--- PROVIDED INFORMATION ---

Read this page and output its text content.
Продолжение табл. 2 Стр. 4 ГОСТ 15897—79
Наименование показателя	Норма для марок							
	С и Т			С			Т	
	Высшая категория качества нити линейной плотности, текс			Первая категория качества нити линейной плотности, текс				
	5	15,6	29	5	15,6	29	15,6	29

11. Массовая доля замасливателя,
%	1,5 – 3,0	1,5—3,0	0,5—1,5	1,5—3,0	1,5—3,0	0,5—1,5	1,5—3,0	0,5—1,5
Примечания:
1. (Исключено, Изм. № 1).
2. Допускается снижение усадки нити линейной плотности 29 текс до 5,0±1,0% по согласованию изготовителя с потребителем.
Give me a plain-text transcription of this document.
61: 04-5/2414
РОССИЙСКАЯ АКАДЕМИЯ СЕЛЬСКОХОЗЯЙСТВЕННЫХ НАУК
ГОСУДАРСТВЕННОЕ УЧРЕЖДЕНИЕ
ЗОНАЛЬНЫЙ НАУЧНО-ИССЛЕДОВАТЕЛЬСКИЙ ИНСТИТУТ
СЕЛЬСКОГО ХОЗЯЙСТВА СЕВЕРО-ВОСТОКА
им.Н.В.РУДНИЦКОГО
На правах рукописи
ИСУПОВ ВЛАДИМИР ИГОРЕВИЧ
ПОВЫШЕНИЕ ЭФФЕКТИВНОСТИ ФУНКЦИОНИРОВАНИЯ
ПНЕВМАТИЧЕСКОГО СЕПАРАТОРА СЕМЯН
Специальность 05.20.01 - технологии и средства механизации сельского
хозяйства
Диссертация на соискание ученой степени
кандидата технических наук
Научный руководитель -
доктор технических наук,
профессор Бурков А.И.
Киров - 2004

---

### YOUR GOAL
Extract each entry in full, exactly as given.

### SOLUTION TO THE PROBLEM
Read this page and output its text content.
Продолжение табл. 2 Стр. 4 ГОСТ 15897—79
Наименование показателя	Норма для марок							
	С и Т			С			Т	
	Высшая категория качества нити линейной плотности, текс			Первая категория качества нити линейной плотности, текс				
	5	15,6	29	5	15,6	29	15,6	29

11. Массовая доля замасливателя,
%	1,5 – 3,0	1,5—3,0	0,5—1,5	1,5—3,0	1,5—3,0	0,5—1,5	1,5—3,0	0,5—1,5
Примечания:
1. (Исключено, Изм. № 1).
2. Допускается снижение усадки нити линейной плотности 29 текс до 5,0±1,0% по согласованию изготовителя с потребителем.
Give me a plain-text transcription of this document.
61: 04-5/2414
РОССИЙСКАЯ АКАДЕМИЯ СЕЛЬСКОХОЗЯЙСТВЕННЫХ НАУК
ГОСУДАРСТВЕННОЕ УЧРЕЖДЕНИЕ
ЗОНАЛЬНЫЙ НАУЧНО-ИССЛЕДОВАТЕЛЬСКИЙ ИНСТИТУТ
СЕЛЬСКОГО ХОЗЯЙСТВА СЕВЕРО-ВОСТОКА
им.Н.В.РУДНИЦКОГО
На правах рукописи
ИСУПОВ ВЛАДИМИР ИГОРЕВИЧ
ПОВЫШЕНИЕ ЭФФЕКТИВНОСТИ ФУНКЦИОНИРОВАНИЯ
ПНЕВМАТИЧЕСКОГО СЕПАРАТОРА СЕМЯН
Специальность 05.20.01 - технологии и средства механизации сельского
хозяйства
Диссертация на соискание ученой степени
кандидата технических наук
Научный руководитель -
доктор технических наук,
профессор Бурков А.И.
Киров - 2004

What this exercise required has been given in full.